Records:
════════

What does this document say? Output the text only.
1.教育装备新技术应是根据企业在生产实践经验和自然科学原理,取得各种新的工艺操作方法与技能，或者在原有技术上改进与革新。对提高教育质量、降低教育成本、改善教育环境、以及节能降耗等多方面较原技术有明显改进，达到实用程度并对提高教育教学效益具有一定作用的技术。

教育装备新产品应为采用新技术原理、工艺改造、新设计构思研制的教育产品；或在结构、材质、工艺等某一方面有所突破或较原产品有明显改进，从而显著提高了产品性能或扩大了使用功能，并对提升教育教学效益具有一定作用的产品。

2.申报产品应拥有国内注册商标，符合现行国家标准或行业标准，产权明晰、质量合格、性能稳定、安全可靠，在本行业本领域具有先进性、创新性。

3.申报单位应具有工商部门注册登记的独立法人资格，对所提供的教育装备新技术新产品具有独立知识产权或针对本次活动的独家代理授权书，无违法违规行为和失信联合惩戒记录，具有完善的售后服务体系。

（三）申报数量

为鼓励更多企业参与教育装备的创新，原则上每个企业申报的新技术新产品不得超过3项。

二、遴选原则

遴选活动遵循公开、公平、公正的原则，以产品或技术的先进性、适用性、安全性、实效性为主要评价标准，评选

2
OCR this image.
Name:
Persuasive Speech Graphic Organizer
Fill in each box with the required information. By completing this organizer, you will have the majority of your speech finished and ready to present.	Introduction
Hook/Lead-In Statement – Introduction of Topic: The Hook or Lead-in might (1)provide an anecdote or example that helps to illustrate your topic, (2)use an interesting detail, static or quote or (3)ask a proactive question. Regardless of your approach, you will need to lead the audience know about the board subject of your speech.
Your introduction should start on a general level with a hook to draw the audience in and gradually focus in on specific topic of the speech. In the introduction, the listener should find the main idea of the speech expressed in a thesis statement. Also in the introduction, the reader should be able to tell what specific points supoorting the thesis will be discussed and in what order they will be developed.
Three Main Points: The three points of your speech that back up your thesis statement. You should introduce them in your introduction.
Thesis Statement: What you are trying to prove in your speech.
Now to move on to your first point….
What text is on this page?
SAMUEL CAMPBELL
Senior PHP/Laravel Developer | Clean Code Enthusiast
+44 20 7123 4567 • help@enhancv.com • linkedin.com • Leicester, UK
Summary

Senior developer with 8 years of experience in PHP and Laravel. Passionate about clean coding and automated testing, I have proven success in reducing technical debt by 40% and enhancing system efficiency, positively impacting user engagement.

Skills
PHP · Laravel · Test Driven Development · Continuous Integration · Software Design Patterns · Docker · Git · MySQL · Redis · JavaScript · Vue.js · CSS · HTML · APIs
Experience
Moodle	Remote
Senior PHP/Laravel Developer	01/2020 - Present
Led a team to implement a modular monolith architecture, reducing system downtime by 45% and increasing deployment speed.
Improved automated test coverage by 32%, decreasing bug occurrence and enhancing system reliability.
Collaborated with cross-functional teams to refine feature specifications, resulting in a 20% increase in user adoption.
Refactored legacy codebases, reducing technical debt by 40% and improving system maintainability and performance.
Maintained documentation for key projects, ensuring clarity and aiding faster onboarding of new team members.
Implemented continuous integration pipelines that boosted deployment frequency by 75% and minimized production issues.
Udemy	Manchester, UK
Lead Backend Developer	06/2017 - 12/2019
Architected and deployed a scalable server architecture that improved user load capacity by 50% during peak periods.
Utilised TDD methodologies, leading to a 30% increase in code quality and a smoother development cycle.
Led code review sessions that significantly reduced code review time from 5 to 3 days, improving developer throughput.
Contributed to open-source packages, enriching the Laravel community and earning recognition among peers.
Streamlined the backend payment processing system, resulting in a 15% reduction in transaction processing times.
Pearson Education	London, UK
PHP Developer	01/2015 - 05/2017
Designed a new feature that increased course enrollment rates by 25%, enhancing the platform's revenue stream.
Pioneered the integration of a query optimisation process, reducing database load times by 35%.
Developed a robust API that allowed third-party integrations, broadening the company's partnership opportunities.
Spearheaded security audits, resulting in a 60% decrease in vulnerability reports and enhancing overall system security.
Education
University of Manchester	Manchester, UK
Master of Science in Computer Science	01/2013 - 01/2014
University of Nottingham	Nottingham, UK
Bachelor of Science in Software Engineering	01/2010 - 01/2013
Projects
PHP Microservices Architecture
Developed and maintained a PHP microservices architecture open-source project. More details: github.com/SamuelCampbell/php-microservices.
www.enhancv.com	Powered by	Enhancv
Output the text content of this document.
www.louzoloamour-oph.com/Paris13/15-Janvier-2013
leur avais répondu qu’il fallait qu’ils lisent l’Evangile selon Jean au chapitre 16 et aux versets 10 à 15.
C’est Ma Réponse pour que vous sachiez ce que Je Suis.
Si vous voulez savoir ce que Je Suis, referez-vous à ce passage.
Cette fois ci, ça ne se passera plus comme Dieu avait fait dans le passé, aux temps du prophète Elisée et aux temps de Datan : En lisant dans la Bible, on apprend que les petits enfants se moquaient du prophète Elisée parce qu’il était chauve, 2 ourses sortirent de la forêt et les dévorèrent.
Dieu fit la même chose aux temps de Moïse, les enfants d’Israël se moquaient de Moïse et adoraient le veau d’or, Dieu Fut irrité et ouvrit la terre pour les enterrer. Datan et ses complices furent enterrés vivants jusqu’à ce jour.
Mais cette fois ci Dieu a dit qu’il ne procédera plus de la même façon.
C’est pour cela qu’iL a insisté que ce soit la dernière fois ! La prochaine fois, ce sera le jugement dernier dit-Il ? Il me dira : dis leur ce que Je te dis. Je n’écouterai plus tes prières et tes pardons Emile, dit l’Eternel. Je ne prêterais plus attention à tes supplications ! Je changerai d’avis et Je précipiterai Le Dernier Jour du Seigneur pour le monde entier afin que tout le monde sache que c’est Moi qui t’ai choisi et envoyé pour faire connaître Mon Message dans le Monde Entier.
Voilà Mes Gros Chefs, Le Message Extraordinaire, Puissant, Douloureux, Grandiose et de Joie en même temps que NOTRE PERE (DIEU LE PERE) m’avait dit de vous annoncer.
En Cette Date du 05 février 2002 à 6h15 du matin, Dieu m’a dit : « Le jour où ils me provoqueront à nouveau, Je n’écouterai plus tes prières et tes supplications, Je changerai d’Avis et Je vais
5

════════

▶ [What is being asked]
Select every line of the records holding the string "debt".

▶ [Final result]
Senior developer with 8 years of experience in PHP and Laravel. Passionate about clean coding and automated testing, I have proven success in reducing technical debt by 40% and enhancing system efficiency, positively impacting user engagement.
Refactored legacy codebases, reducing technical debt by 40% and improving system maintainability and performance.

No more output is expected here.